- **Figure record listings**
________________
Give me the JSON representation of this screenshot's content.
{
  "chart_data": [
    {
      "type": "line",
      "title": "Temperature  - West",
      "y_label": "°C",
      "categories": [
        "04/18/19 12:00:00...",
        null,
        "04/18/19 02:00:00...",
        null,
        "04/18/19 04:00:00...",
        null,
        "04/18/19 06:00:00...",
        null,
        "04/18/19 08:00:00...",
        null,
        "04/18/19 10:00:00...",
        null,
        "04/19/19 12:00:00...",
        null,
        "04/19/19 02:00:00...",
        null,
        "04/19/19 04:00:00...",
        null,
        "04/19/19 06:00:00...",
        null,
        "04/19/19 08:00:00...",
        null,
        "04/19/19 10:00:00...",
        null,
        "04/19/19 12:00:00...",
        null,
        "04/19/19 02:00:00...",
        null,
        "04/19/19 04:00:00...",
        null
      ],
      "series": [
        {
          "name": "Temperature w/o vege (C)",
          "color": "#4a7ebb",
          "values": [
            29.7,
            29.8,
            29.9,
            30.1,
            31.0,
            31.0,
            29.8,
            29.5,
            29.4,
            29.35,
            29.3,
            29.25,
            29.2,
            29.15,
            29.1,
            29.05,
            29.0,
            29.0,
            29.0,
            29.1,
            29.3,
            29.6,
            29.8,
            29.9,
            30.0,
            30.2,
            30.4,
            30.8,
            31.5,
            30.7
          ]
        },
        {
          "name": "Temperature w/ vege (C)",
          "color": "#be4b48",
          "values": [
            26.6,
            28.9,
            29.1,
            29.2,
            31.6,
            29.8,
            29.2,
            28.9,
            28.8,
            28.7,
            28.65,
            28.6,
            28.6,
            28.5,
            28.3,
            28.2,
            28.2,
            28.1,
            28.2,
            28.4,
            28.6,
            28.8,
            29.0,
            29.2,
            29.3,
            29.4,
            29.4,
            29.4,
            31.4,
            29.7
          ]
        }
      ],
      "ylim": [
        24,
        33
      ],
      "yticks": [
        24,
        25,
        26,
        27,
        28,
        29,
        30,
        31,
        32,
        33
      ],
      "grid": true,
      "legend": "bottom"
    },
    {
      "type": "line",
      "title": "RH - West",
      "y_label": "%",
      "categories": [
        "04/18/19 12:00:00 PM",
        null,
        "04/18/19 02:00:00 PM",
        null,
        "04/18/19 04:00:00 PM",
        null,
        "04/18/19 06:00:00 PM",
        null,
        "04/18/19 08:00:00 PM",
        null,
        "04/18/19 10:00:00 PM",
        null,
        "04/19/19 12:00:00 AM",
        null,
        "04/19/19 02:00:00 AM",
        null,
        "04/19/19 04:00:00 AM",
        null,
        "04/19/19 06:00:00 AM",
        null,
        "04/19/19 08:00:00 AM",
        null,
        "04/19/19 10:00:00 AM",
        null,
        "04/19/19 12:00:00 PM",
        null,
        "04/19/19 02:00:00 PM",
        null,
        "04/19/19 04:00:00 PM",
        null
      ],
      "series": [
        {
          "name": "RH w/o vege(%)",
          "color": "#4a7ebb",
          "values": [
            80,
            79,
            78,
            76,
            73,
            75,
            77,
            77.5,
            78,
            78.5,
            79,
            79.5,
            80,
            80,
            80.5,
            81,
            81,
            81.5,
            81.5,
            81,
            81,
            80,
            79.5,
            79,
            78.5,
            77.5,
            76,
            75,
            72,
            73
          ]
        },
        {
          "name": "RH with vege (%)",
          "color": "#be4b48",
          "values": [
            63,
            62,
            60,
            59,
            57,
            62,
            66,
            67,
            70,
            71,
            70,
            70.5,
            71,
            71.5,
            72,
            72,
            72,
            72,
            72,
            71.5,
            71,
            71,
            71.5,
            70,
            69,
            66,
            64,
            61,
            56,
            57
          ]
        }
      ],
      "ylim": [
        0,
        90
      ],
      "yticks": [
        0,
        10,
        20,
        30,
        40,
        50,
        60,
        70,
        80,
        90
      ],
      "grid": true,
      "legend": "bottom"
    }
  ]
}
________________
- **PROBLEM STATEMENT**
Return each entry from above without altering a single character.

- **TASK OUTPUT**
Give me the JSON representation of this screenshot's content.
{
  "chart_data": [
    {
      "type": "line",
      "title": "Temperature  - West",
      "y_label": "°C",
      "categories": [
        "04/18/19 12:00:00...",
        null,
        "04/18/19 02:00:00...",
        null,
        "04/18/19 04:00:00...",
        null,
        "04/18/19 06:00:00...",
        null,
        "04/18/19 08:00:00...",
        null,
        "04/18/19 10:00:00...",
        null,
        "04/19/19 12:00:00...",
        null,
        "04/19/19 02:00:00...",
        null,
        "04/19/19 04:00:00...",
        null,
        "04/19/19 06:00:00...",
        null,
        "04/19/19 08:00:00...",
        null,
        "04/19/19 10:00:00...",
        null,
        "04/19/19 12:00:00...",
        null,
        "04/19/19 02:00:00...",
        null,
        "04/19/19 04:00:00...",
        null
      ],
      "series": [
        {
          "name": "Temperature w/o vege (C)",
          "color": "#4a7ebb",
          "values": [
            29.7,
            29.8,
            29.9,
            30.1,
            31.0,
            31.0,
            29.8,
            29.5,
            29.4,
            29.35,
            29.3,
            29.25,
            29.2,
            29.15,
            29.1,
            29.05,
            29.0,
            29.0,
            29.0,
            29.1,
            29.3,
            29.6,
            29.8,
            29.9,
            30.0,
            30.2,
            30.4,
            30.8,
            31.5,
            30.7
          ]
        },
        {
          "name": "Temperature w/ vege (C)",
          "color": "#be4b48",
          "values": [
            26.6,
            28.9,
            29.1,
            29.2,
            31.6,
            29.8,
            29.2,
            28.9,
            28.8,
            28.7,
            28.65,
            28.6,
            28.6,
            28.5,
            28.3,
            28.2,
            28.2,
            28.1,
            28.2,
            28.4,
            28.6,
            28.8,
            29.0,
            29.2,
            29.3,
            29.4,
            29.4,
            29.4,
            31.4,
            29.7
          ]
        }
      ],
      "ylim": [
        24,
        33
      ],
      "yticks": [
        24,
        25,
        26,
        27,
        28,
        29,
        30,
        31,
        32,
        33
      ],
      "grid": true,
      "legend": "bottom"
    },
    {
      "type": "line",
      "title": "RH - West",
      "y_label": "%",
      "categories": [
        "04/18/19 12:00:00 PM",
        null,
        "04/18/19 02:00:00 PM",
        null,
        "04/18/19 04:00:00 PM",
        null,
        "04/18/19 06:00:00 PM",
        null,
        "04/18/19 08:00:00 PM",
        null,
        "04/18/19 10:00:00 PM",
        null,
        "04/19/19 12:00:00 AM",
        null,
        "04/19/19 02:00:00 AM",
        null,
        "04/19/19 04:00:00 AM",
        null,
        "04/19/19 06:00:00 AM",
        null,
        "04/19/19 08:00:00 AM",
        null,
        "04/19/19 10:00:00 AM",
        null,
        "04/19/19 12:00:00 PM",
        null,
        "04/19/19 02:00:00 PM",
        null,
        "04/19/19 04:00:00 PM",
        null
      ],
      "series": [
        {
          "name": "RH w/o vege(%)",
          "color": "#4a7ebb",
          "values": [
            80,
            79,
            78,
            76,
            73,
            75,
            77,
            77.5,
            78,
            78.5,
            79,
            79.5,
            80,
            80,
            80.5,
            81,
            81,
            81.5,
            81.5,
            81,
            81,
            80,
            79.5,
            79,
            78.5,
            77.5,
            76,
            75,
            72,
            73
          ]
        },
        {
          "name": "RH with vege (%)",
          "color": "#be4b48",
          "values": [
            63,
            62,
            60,
            59,
            57,
            62,
            66,
            67,
            70,
            71,
            70,
            70.5,
            71,
            71.5,
            72,
            72,
            72,
            72,
            72,
            71.5,
            71,
            71,
            71.5,
            70,
            69,
            66,
            64,
            61,
            56,
            57
          ]
        }
      ],
      "ylim": [
        0,
        90
      ],
      "yticks": [
        0,
        10,
        20,
        30,
        40,
        50,
        60,
        70,
        80,
        90
      ],
      "grid": true,
      "legend": "bottom"
    }
  ]
}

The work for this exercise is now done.